[Data entries]
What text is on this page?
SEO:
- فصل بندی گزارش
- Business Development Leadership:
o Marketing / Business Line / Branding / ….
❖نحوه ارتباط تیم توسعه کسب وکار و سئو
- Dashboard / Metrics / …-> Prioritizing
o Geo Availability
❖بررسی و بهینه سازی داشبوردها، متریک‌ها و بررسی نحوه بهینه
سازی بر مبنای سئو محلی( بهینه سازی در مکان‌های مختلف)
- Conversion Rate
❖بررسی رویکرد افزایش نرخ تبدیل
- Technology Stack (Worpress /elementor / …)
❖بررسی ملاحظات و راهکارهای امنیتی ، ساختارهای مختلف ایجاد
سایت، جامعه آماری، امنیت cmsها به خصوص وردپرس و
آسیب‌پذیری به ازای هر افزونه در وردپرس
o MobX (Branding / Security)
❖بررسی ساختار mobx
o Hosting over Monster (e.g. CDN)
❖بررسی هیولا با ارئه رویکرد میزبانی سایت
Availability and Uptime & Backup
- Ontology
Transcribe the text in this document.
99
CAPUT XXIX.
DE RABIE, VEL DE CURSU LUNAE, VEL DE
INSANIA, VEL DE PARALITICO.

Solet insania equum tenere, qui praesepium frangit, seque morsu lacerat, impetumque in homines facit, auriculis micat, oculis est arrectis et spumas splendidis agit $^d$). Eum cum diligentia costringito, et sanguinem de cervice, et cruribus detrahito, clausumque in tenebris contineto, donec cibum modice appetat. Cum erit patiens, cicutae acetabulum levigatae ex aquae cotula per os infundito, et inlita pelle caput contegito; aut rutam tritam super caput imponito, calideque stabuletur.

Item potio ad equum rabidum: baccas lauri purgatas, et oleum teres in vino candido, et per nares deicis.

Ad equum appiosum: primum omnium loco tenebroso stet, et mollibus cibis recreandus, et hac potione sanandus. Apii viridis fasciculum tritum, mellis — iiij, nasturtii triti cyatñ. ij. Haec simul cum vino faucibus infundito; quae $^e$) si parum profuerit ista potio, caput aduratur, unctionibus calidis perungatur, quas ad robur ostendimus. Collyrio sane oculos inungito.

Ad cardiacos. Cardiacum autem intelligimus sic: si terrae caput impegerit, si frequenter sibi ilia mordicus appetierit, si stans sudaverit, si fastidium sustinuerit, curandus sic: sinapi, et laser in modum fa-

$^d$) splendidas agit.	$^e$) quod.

**Task goal**: In the lines above, locate the string "Business". Copy every line where it occurs.

**Written response**:
- Business Development Leadership:
o Marketing / Business Line / Branding / ….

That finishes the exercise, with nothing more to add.